### Requirements
Within the data below, state how many lines contain the string "Median". Provide the number only.

### Supplied data
◇ ◇ ◇ ◇ ◇

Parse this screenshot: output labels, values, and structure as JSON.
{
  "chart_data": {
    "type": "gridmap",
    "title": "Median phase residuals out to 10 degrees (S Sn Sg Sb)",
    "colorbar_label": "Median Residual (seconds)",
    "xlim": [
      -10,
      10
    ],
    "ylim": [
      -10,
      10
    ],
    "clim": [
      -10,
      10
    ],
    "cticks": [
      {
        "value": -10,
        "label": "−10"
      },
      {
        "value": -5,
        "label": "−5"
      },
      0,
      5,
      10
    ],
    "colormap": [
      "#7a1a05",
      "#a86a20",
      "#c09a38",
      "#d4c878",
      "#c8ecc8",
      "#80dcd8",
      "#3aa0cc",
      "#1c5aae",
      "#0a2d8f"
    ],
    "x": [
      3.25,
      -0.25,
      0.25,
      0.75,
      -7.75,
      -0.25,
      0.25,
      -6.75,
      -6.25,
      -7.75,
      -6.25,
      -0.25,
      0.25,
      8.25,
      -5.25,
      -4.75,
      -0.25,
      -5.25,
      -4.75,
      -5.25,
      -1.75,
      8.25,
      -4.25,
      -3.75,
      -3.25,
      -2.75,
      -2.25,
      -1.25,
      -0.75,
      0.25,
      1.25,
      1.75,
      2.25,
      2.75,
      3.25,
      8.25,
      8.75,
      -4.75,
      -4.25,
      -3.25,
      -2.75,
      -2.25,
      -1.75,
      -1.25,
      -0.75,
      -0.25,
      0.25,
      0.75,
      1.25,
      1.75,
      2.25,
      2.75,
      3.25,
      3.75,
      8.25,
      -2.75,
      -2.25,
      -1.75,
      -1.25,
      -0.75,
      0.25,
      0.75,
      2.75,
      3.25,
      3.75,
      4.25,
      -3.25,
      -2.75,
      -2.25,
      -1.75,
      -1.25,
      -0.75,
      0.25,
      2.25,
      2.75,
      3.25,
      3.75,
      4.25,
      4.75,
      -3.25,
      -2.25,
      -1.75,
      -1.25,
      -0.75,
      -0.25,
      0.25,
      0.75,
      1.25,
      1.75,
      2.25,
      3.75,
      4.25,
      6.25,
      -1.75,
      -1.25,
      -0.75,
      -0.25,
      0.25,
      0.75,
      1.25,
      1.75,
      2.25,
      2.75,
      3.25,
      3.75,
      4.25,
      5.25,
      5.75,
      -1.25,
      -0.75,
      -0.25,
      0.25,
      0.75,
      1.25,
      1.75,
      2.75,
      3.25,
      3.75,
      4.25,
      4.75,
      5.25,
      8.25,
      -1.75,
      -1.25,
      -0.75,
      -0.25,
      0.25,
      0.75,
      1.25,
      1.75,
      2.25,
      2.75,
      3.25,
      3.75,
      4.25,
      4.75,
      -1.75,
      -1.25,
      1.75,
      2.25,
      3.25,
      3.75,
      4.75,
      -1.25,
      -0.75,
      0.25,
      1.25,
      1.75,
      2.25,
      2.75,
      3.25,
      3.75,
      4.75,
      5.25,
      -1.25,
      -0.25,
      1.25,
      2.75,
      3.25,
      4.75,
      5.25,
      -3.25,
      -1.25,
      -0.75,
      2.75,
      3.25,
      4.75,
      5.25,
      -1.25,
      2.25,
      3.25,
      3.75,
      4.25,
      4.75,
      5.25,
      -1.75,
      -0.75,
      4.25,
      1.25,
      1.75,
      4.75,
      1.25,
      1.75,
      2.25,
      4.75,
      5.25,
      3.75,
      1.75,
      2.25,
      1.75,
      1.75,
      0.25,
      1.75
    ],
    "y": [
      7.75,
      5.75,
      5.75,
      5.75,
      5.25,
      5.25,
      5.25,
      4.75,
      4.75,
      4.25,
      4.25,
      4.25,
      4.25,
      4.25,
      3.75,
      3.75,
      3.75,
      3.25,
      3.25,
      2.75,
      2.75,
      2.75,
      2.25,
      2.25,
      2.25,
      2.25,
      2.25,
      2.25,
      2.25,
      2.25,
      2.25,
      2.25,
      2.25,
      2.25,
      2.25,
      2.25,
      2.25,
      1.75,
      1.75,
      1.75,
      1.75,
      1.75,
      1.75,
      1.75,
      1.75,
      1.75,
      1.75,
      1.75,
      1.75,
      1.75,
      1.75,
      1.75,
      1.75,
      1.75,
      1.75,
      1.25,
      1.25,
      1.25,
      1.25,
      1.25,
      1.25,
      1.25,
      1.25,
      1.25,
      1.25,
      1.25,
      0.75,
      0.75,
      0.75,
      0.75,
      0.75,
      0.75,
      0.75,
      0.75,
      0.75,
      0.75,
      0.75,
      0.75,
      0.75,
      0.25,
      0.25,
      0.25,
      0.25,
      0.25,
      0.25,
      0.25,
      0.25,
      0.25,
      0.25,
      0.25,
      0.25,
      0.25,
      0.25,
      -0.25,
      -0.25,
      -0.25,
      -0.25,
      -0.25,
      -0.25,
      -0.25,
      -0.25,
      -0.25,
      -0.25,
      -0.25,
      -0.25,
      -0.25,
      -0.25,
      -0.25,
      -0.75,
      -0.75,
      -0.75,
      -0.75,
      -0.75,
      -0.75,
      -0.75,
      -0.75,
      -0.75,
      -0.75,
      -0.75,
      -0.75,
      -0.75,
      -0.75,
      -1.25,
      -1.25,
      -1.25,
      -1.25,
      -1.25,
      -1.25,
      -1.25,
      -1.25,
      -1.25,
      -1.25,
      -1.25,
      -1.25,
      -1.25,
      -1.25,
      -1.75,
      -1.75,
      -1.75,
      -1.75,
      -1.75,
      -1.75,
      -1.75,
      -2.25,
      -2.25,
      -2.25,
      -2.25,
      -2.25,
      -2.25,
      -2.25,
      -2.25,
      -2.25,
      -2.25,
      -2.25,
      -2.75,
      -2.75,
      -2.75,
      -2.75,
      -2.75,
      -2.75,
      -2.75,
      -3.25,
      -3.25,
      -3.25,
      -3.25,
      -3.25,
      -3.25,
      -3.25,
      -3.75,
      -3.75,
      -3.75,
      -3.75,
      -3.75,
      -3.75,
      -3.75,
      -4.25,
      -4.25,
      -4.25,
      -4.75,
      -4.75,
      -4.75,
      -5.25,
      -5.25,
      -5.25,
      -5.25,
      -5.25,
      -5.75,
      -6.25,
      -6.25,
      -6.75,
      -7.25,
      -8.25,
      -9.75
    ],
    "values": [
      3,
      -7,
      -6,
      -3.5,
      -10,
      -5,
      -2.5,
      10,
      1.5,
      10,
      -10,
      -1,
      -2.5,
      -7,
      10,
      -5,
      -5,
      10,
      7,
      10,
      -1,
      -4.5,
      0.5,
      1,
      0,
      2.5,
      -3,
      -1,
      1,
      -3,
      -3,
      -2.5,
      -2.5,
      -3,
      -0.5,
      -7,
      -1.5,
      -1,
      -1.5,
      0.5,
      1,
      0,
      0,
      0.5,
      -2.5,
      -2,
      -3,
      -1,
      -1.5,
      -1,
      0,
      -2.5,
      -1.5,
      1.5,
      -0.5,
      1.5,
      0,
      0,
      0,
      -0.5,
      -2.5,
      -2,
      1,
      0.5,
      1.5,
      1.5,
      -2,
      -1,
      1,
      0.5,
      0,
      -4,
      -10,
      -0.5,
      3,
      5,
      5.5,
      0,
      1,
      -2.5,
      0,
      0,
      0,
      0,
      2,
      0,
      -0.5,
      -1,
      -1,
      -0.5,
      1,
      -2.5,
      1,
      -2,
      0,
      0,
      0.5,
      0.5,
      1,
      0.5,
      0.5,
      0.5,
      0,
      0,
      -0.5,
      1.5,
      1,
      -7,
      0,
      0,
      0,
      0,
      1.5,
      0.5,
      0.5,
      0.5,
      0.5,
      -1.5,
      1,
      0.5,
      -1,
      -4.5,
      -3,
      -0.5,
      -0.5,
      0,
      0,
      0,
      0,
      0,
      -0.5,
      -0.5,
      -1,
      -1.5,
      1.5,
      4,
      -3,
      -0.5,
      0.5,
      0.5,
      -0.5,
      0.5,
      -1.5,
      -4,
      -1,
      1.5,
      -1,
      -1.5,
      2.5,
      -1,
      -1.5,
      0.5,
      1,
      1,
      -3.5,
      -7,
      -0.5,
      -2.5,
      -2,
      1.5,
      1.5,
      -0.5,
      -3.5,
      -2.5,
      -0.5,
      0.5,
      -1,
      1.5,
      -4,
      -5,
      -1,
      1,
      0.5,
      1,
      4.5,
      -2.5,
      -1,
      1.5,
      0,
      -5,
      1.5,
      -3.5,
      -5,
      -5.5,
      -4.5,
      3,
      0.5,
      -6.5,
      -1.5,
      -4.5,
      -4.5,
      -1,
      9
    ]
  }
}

◇ ◇ ◇ ◇ ◇

### Result of this exercise
2